/---

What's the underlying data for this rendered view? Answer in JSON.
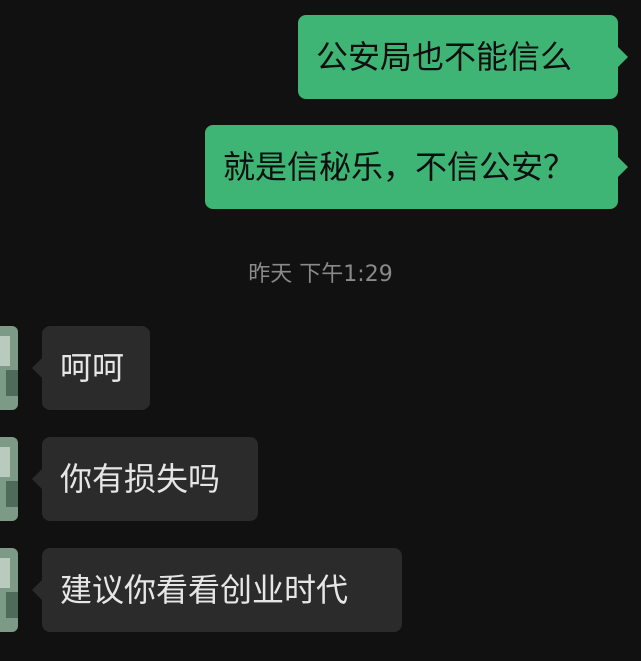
{
  "messages": [
    {
      "from": "me",
      "text": "公安局也不能信么"
    },
    {
      "from": "me",
      "text": "就是信秘乐，不信公安？"
    },
    {
      "from": "system",
      "text": "昨天 下午1:29"
    },
    {
      "from": "other",
      "text": "呵呵"
    },
    {
      "from": "other",
      "text": "你有损失吗"
    },
    {
      "from": "other",
      "text": "建议你看看创业时代"
    }
  ],
  "colors": {
    "background": "#111111",
    "outgoing_bubble": "#3eb575",
    "incoming_bubble": "#2b2b2b",
    "timestamp": "#8a8a8a"
  }
}
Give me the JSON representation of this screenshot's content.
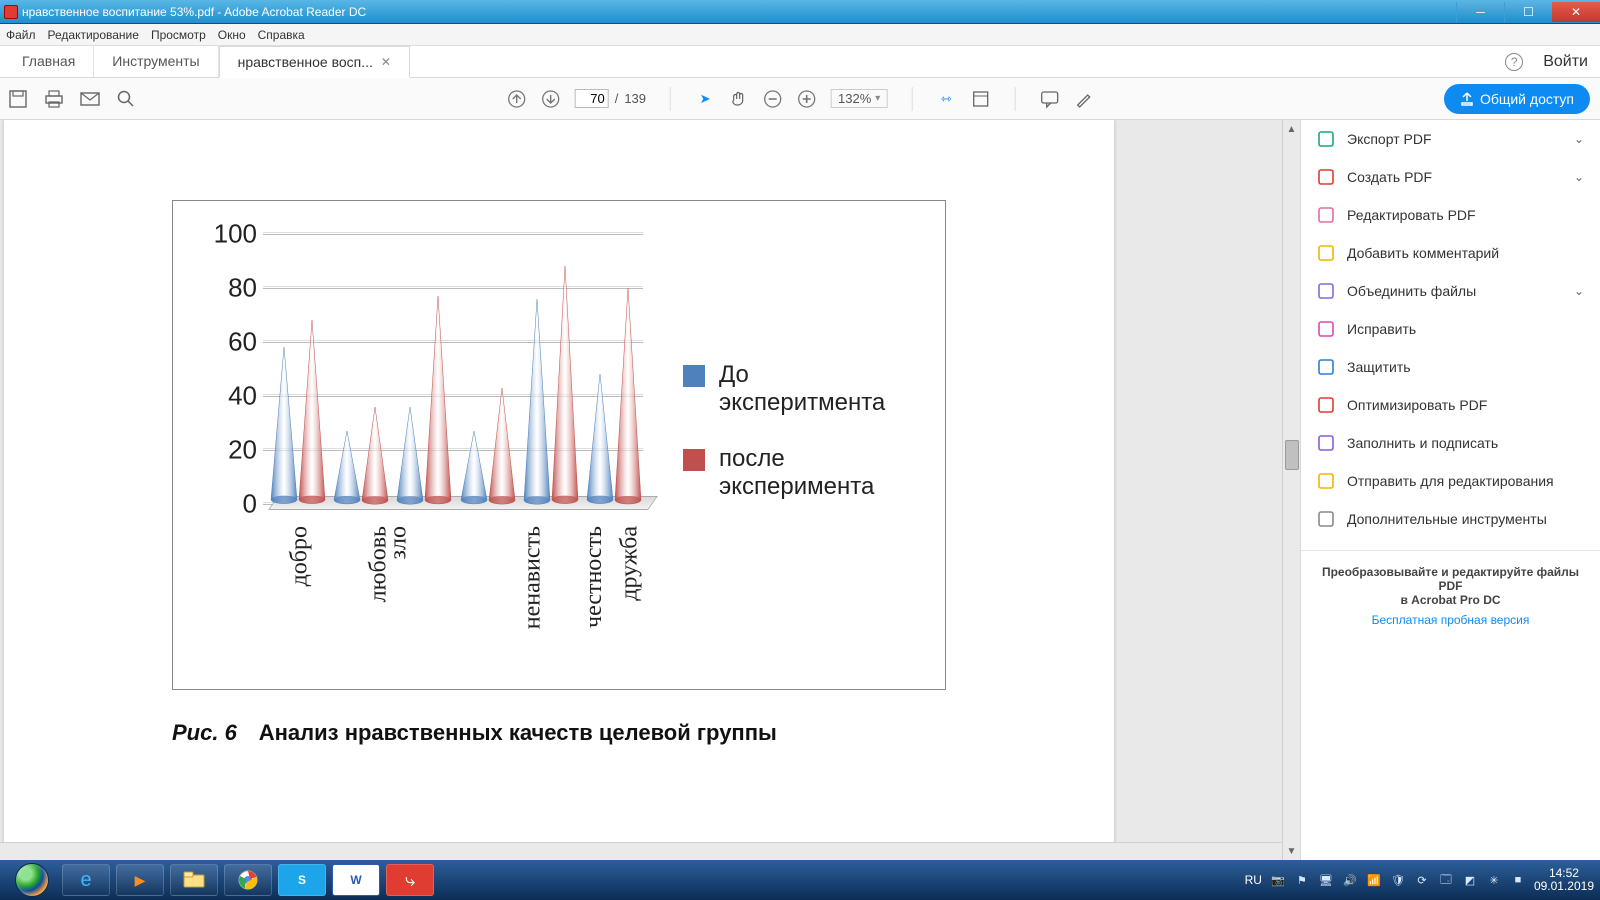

\---

• _Prompt_:
A faithful copy of the records above is needed, with the pictures left out.

• _Answer to this exercise_:
What's the underlying data for this rendered view? Answer in JSON.
{
  "messages": [
    {
      "from": "me",
      "text": "公安局也不能信么"
    },
    {
      "from": "me",
      "text": "就是信秘乐，不信公安？"
    },
    {
      "from": "system",
      "text": "昨天 下午1:29"
    },
    {
      "from": "other",
      "text": "呵呵"
    },
    {
      "from": "other",
      "text": "你有损失吗"
    },
    {
      "from": "other",
      "text": "建议你看看创业时代"
    }
  ],
  "colors": {
    "background": "#111111",
    "outgoing_bubble": "#3eb575",
    "incoming_bubble": "#2b2b2b",
    "timestamp": "#8a8a8a"
  }
}
Give me the JSON representation of this screenshot's content.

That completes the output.